What to work on - Copy the listing from its first line through the line containing "250, 168, 264]", including both, with every character unchanged.
★ ★ ★
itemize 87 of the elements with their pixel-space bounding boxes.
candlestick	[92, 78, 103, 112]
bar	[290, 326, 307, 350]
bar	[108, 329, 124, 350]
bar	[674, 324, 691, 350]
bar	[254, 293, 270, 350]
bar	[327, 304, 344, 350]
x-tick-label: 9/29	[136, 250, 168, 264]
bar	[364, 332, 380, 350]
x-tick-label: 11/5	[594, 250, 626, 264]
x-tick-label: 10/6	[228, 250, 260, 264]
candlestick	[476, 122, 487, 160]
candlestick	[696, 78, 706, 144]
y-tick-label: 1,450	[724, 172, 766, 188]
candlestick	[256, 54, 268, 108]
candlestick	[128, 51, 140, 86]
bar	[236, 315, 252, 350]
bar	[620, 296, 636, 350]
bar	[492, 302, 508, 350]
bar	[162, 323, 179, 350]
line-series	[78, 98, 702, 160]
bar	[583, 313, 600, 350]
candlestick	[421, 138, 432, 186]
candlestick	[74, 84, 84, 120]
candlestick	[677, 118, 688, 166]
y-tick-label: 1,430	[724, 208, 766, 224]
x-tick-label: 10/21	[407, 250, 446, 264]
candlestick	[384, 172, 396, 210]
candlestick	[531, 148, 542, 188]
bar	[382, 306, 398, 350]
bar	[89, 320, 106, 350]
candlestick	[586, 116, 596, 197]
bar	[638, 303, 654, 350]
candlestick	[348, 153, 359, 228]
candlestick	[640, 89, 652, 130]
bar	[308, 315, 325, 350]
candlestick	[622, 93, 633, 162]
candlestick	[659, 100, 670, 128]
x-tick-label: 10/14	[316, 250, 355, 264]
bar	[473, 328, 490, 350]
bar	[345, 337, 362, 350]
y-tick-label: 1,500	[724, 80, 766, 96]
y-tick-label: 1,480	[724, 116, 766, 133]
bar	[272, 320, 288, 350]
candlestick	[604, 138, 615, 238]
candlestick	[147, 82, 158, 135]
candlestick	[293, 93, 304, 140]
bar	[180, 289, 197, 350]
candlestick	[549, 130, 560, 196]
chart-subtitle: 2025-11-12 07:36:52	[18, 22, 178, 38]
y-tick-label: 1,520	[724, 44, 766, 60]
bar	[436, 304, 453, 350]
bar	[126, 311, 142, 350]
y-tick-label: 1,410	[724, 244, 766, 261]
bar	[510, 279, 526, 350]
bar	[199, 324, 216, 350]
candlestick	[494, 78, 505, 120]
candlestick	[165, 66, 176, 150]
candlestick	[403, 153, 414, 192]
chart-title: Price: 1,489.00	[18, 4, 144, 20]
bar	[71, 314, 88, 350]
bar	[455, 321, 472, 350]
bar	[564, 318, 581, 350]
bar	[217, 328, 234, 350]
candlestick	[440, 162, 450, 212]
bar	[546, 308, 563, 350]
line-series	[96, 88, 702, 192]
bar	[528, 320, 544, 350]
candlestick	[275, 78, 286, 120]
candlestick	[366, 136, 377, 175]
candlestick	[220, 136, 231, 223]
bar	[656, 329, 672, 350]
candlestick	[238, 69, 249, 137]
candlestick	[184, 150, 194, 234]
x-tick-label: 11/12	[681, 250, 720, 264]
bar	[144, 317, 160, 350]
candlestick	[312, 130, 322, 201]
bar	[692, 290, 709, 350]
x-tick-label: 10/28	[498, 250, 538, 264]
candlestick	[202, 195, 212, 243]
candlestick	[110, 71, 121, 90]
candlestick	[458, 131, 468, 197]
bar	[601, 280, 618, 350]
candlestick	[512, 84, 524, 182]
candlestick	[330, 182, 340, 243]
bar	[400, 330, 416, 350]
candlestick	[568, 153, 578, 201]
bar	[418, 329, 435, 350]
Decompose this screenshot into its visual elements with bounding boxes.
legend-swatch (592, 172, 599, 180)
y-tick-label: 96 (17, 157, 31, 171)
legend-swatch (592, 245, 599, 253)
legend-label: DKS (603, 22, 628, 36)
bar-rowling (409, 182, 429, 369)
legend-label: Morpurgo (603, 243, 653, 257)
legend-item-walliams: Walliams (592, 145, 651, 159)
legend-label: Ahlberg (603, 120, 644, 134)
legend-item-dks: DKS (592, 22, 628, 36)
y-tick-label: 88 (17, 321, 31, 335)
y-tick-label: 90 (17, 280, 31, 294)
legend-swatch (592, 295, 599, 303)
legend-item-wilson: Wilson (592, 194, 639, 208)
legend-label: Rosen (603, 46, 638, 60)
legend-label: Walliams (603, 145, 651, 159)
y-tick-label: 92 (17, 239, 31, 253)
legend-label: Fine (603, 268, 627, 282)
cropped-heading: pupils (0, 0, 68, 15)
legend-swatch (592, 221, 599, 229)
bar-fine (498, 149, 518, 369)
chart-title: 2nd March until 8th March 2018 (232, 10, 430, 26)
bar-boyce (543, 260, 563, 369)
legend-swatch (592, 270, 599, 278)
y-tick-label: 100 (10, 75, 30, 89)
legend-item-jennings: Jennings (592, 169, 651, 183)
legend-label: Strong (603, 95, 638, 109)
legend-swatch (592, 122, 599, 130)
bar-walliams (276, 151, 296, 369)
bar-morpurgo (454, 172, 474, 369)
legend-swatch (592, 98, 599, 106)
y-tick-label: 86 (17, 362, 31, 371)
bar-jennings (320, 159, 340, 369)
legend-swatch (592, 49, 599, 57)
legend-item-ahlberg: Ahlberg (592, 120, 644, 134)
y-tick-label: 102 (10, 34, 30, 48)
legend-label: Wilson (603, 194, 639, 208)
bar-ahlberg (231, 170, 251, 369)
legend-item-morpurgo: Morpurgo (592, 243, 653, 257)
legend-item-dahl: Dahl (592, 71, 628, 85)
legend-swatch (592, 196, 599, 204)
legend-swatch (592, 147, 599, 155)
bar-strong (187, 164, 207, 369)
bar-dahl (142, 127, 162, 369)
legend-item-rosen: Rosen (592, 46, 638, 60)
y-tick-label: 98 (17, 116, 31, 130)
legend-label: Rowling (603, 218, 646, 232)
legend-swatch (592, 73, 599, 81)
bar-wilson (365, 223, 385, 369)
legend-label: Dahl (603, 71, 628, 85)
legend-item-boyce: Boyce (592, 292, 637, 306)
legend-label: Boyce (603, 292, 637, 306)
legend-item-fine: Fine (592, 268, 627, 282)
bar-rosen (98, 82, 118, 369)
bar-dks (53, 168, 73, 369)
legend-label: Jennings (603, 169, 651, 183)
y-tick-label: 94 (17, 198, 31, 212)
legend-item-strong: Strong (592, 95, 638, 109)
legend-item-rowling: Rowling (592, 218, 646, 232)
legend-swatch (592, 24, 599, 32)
★ ★ ★
In response -
itemize 87 of the elements with their pixel-space bounding boxes.
candlestick	[92, 78, 103, 112]
bar	[290, 326, 307, 350]
bar	[108, 329, 124, 350]
bar	[674, 324, 691, 350]
bar	[254, 293, 270, 350]
bar	[327, 304, 344, 350]
x-tick-label: 9/29	[136, 250, 168, 264]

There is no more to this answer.